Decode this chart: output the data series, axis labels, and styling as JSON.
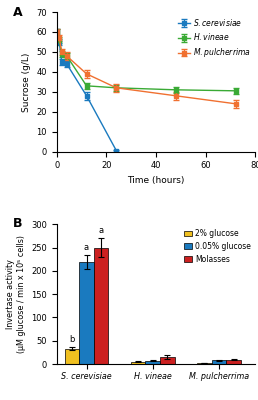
{
  "panel_A": {
    "time": [
      0,
      1,
      2,
      4,
      12,
      24,
      48,
      72
    ],
    "sc_sucrose": [
      60,
      55,
      45,
      44,
      28,
      0.5,
      null,
      null
    ],
    "sc_err": [
      1.5,
      1.5,
      1.5,
      1.5,
      2,
      0.5,
      null,
      null
    ],
    "hv_sucrose": [
      60,
      56,
      49,
      48,
      33,
      32,
      31,
      30.5
    ],
    "hv_err": [
      1.5,
      1.5,
      1.5,
      1.5,
      1.5,
      1.5,
      1.5,
      1.5
    ],
    "mp_sucrose": [
      60,
      57,
      50,
      48,
      39,
      32,
      28,
      24
    ],
    "mp_err": [
      1.5,
      1.5,
      1.5,
      2,
      2,
      2,
      2,
      2
    ],
    "sc_color": "#1a7abf",
    "hv_color": "#3aaa35",
    "mp_color": "#f07030",
    "xlabel": "Time (hours)",
    "ylabel": "Sucrose (g/L)",
    "xlim": [
      0,
      78
    ],
    "ylim": [
      0,
      70
    ],
    "xticks": [
      0,
      20,
      40,
      60,
      80
    ],
    "yticks": [
      0,
      10,
      20,
      30,
      40,
      50,
      60,
      70
    ],
    "label_A": "A"
  },
  "panel_B": {
    "species": [
      "S. cerevisiae",
      "H. vineae",
      "M. pulcherrima"
    ],
    "glucose2_vals": [
      33,
      5,
      2
    ],
    "glucose2_err": [
      4,
      1,
      0.5
    ],
    "glucose005_vals": [
      220,
      7,
      8
    ],
    "glucose005_err": [
      15,
      1,
      1
    ],
    "molasses_vals": [
      250,
      15,
      9
    ],
    "molasses_err": [
      20,
      5,
      1
    ],
    "color_glucose2": "#f0c020",
    "color_glucose005": "#1a7abf",
    "color_molasses": "#cc2020",
    "ylabel": "Invertase activity\n(μM glucose / min x 10⁵ cells)",
    "ylim": [
      0,
      300
    ],
    "yticks": [
      0,
      50,
      100,
      150,
      200,
      250,
      300
    ],
    "label_B": "B",
    "annot_sc": [
      "b",
      "a",
      "a"
    ]
  }
}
----
*YOUR INSTRUCTIONS*:
Read through the listing and copy each line in which the word "ylabel" occurs.

*ANSWER SECTION*:
    "ylabel": "Sucrose (g/L)",
    "ylabel": "Invertase activity\n(μM glucose / min x 10⁵ cells)",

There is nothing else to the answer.